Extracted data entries
-------------------------
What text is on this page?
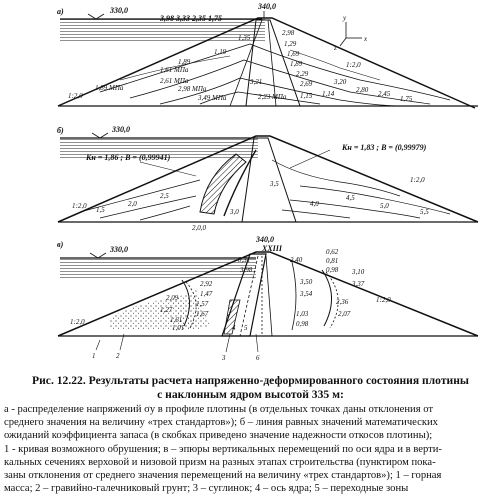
а)	330,0	340,0
3,98 3,33 2,35 1,75
1,61 МПа
1,89
2,61 МПа
2,98 МПа
3,49 МПа
1,89 МПа
2,23 МПа
1,35
1,19
2,98
1,29
1,69
1,89
2,29
2,69	3,20
2,80 2,45
1,75
1,14
3,21
1,15
1:2,0
1:2,0
y
x
z
б)	330,0
Кн = 1,86 ; В = (0,99941)
Кн = 1,83 ; В = (0,99979)
1:2,0
1:2,0
1,5
2,0
2,5
3,0
3,5
4,0
4,5
5,0
5,5
2,0,0
в)
330,0
340,0
XXIII
1:2,0
1:2,0
0,31
3,98
2,92
1,47
2,09
1,27
1,57
1,67
1,61
1,01
2,40
0,62
0,81
0,98 3,10
3,37
3,50
3,54
2,36
2,07
1,03
0,98
1	2	3
4 5
6

Рис. 12.22. Результаты расчета напряженно-деформированного состояния плотины

с наклонным ядром высотой 335 м:

а - распределение напряжений σy в профиле плотины (в отдельных точках даны отклонения от

среднего значения на величину «трех стандартов»); б – линия равных значений математических

ожиданий коэффициента запаса (в скобках приведено значение надежности откосов плотины);

1 - кривая возможного обрушения; в – эпюры вертикальных перемещений по оси ядра и в верти-

кальных сечениях верховой и низовой призм на разных этапах строительства (пунктиром пока-

заны отклонения от среднего значения перемещений на величину «трех стандартов»); 1 – горная

масса; 2 – гравийно-галечниковый грунт; 3 – суглинок; 4 – ось ядра; 5 – переходные зоны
-------------------------
(Exercise goal)
Give every line above again exactly, with no pictures.

(Finished answer)
What text is on this page?
а)	330,0	340,0
3,98 3,33 2,35 1,75
1,61 МПа
1,89
2,61 МПа
2,98 МПа
3,49 МПа
1,89 МПа
2,23 МПа
1,35
1,19
2,98
1,29
1,69
1,89
2,29
2,69	3,20
2,80 2,45
1,75
1,14
3,21
1,15
1:2,0
1:2,0
y
x
z
б)	330,0
Кн = 1,86 ; В = (0,99941)
Кн = 1,83 ; В = (0,99979)
1:2,0
1:2,0
1,5
2,0
2,5
3,0
3,5
4,0
4,5
5,0
5,5
2,0,0
в)
330,0
340,0
XXIII
1:2,0
1:2,0
0,31
3,98
2,92
1,47
2,09
1,27
1,57
1,67
1,61
1,01
2,40
0,62
0,81
0,98 3,10
3,37
3,50
3,54
2,36
2,07
1,03
0,98
1	2	3
4 5
6

Рис. 12.22. Результаты расчета напряженно-деформированного состояния плотины

с наклонным ядром высотой 335 м:

а - распределение напряжений σy в профиле плотины (в отдельных точках даны отклонения от

среднего значения на величину «трех стандартов»); б – линия равных значений математических

ожиданий коэффициента запаса (в скобках приведено значение надежности откосов плотины);

1 - кривая возможного обрушения; в – эпюры вертикальных перемещений по оси ядра и в верти-

кальных сечениях верховой и низовой призм на разных этапах строительства (пунктиром пока-

заны отклонения от среднего значения перемещений на величину «трех стандартов»); 1 – горная

масса; 2 – гравийно-галечниковый грунт; 3 – суглинок; 4 – ось ядра; 5 – переходные зоны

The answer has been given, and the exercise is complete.